-- START Listed records --

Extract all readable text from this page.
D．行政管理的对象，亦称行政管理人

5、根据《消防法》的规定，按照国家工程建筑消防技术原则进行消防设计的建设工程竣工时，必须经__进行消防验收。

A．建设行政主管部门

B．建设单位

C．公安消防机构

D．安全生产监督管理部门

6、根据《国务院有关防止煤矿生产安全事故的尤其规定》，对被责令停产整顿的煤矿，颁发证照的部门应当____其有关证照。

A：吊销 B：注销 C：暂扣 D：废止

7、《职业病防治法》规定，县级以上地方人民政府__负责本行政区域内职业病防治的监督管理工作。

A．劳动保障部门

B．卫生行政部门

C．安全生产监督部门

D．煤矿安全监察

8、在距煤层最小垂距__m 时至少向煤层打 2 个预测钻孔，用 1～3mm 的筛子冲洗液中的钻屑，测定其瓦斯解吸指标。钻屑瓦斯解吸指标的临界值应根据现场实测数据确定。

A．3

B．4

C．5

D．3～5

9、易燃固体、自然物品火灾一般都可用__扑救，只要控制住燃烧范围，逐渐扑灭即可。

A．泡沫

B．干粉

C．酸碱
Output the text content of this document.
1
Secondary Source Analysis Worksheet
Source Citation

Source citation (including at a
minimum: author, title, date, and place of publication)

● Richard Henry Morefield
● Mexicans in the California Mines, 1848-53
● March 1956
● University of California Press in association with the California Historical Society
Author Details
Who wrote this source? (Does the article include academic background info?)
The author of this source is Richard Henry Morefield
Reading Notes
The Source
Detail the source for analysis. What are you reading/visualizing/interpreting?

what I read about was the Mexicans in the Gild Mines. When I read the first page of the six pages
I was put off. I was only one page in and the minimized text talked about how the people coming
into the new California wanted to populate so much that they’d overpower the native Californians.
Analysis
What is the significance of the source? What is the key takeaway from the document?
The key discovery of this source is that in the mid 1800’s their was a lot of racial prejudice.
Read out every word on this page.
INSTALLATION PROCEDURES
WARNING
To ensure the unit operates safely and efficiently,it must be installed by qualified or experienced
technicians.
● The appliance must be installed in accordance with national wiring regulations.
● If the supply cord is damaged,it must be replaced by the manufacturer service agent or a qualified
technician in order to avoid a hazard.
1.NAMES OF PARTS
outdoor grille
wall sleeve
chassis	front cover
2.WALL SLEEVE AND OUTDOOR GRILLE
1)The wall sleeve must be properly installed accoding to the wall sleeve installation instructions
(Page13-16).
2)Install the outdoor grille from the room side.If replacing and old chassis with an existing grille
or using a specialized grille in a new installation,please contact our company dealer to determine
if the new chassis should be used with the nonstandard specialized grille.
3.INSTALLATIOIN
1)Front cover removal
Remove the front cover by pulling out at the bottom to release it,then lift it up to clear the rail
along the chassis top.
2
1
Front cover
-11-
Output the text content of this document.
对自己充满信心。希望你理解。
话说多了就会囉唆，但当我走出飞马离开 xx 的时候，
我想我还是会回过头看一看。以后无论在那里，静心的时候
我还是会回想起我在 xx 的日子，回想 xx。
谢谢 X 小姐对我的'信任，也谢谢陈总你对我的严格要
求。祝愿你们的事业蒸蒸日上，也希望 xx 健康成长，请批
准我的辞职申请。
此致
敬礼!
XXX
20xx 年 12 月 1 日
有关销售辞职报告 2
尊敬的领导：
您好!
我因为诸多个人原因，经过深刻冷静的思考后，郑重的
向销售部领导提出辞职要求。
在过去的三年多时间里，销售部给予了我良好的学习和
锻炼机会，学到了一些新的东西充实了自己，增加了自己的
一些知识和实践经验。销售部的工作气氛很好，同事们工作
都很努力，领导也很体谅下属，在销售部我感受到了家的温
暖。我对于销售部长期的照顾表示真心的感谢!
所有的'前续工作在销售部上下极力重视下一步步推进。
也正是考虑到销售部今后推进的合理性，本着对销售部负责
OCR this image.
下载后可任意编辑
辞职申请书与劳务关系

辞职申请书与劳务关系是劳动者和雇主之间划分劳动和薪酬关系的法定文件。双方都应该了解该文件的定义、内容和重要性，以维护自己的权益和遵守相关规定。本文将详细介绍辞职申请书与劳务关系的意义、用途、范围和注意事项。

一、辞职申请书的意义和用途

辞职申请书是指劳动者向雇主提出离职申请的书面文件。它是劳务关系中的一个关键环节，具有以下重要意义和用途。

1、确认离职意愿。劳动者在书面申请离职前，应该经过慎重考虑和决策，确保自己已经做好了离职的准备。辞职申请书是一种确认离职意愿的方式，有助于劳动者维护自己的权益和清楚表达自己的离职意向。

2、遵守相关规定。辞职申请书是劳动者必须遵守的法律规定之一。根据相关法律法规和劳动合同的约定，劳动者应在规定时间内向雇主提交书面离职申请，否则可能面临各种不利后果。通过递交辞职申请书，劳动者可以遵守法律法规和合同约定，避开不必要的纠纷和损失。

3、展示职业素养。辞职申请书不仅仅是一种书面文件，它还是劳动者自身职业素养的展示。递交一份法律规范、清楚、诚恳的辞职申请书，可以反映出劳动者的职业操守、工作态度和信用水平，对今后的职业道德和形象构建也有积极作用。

-- END Listed records --

What you are asked to do - Could you transcribe the records in full, exactly?

Response below -
Extract all readable text from this page.
D．行政管理的对象，亦称行政管理人

5、根据《消防法》的规定，按照国家工程建筑消防技术原则进行消防设计的建设工程竣工时，必须经__进行消防验收。

A．建设行政主管部门

B．建设单位

C．公安消防机构

D．安全生产监督管理部门

6、根据《国务院有关防止煤矿生产安全事故的尤其规定》，对被责令停产整顿的煤矿，颁发证照的部门应当____其有关证照。

A：吊销 B：注销 C：暂扣 D：废止

7、《职业病防治法》规定，县级以上地方人民政府__负责本行政区域内职业病防治的监督管理工作。

A．劳动保障部门

B．卫生行政部门

C．安全生产监督部门

D．煤矿安全监察

8、在距煤层最小垂距__m 时至少向煤层打 2 个预测钻孔，用 1～3mm 的筛子冲洗液中的钻屑，测定其瓦斯解吸指标。钻屑瓦斯解吸指标的临界值应根据现场实测数据确定。

A．3

B．4

C．5

D．3～5

9、易燃固体、自然物品火灾一般都可用__扑救，只要控制住燃烧范围，逐渐扑灭即可。

A．泡沫

B．干粉

C．酸碱
Output the text content of this document.
1
Secondary Source Analysis Worksheet
Source Citation

Source citation (including at a
minimum: author, title, date, and place of publication)

● Richard Henry Morefield
● Mexicans in the California Mines, 1848-53
● March 1956
● University of California Press in association with the California Historical Society
Author Details
Who wrote this source? (Does the article include academic background info?)
The author of this source is Richard Henry Morefield
Reading Notes
The Source
Detail the source for analysis. What are you reading/visualizing/interpreting?

what I read about was the Mexicans in the Gild Mines. When I read the first page of the six pages
I was put off. I was only one page in and the minimized text talked about how the people coming
into the new California wanted to populate so much that they’d overpower the native Californians.
Analysis
What is the significance of the source? What is the key takeaway from the document?
The key discovery of this source is that in the mid 1800’s their was a lot of racial prejudice.
Read out every word on this page.
INSTALLATION PROCEDURES
WARNING
To ensure the unit operates safely and efficiently,it must be installed by qualified or experienced
technicians.
● The appliance must be installed in accordance with national wiring regulations.
● If the supply cord is damaged,it must be replaced by the manufacturer service agent or a qualified
technician in order to avoid a hazard.
1.NAMES OF PARTS
outdoor grille
wall sleeve
chassis	front cover
2.WALL SLEEVE AND OUTDOOR GRILLE
1)The wall sleeve must be properly installed accoding to the wall sleeve installation instructions
(Page13-16).
2)Install the outdoor grille from the room side.If replacing and old chassis with an existing grille
or using a specialized grille in a new installation,please contact our company dealer to determine
if the new chassis should be used with the nonstandard specialized grille.
3.INSTALLATIOIN
1)Front cover removal
Remove the front cover by pulling out at the bottom to release it,then lift it up to clear the rail
along the chassis top.
2
1
Front cover
-11-
Output the text content of this document.
对自己充满信心。希望你理解。
话说多了就会囉唆，但当我走出飞马离开 xx 的时候，
我想我还是会回过头看一看。以后无论在那里，静心的时候
我还是会回想起我在 xx 的日子，回想 xx。
谢谢 X 小姐对我的'信任，也谢谢陈总你对我的严格要
求。祝愿你们的事业蒸蒸日上，也希望 xx 健康成长，请批
准我的辞职申请。
此致
敬礼!
XXX
20xx 年 12 月 1 日
有关销售辞职报告 2
尊敬的领导：
您好!
我因为诸多个人原因，经过深刻冷静的思考后，郑重的
向销售部领导提出辞职要求。
在过去的三年多时间里，销售部给予了我良好的学习和
锻炼机会，学到了一些新的东西充实了自己，增加了自己的
一些知识和实践经验。销售部的工作气氛很好，同事们工作
都很努力，领导也很体谅下属，在销售部我感受到了家的温
暖。我对于销售部长期的照顾表示真心的感谢!
所有的'前续工作在销售部上下极力重视下一步步推进。
也正是考虑到销售部今后推进的合理性，本着对销售部负责
OCR this image.
下载后可任意编辑
辞职申请书与劳务关系

辞职申请书与劳务关系是劳动者和雇主之间划分劳动和薪酬关系的法定文件。双方都应该了解该文件的定义、内容和重要性，以维护自己的权益和遵守相关规定。本文将详细介绍辞职申请书与劳务关系的意义、用途、范围和注意事项。

一、辞职申请书的意义和用途

辞职申请书是指劳动者向雇主提出离职申请的书面文件。它是劳务关系中的一个关键环节，具有以下重要意义和用途。

1、确认离职意愿。劳动者在书面申请离职前，应该经过慎重考虑和决策，确保自己已经做好了离职的准备。辞职申请书是一种确认离职意愿的方式，有助于劳动者维护自己的权益和清楚表达自己的离职意向。

2、遵守相关规定。辞职申请书是劳动者必须遵守的法律规定之一。根据相关法律法规和劳动合同的约定，劳动者应在规定时间内向雇主提交书面离职申请，否则可能面临各种不利后果。通过递交辞职申请书，劳动者可以遵守法律法规和合同约定，避开不必要的纠纷和损失。

3、展示职业素养。辞职申请书不仅仅是一种书面文件，它还是劳动者自身职业素养的展示。递交一份法律规范、清楚、诚恳的辞职申请书，可以反映出劳动者的职业操守、工作态度和信用水平，对今后的职业道德和形象构建也有积极作用。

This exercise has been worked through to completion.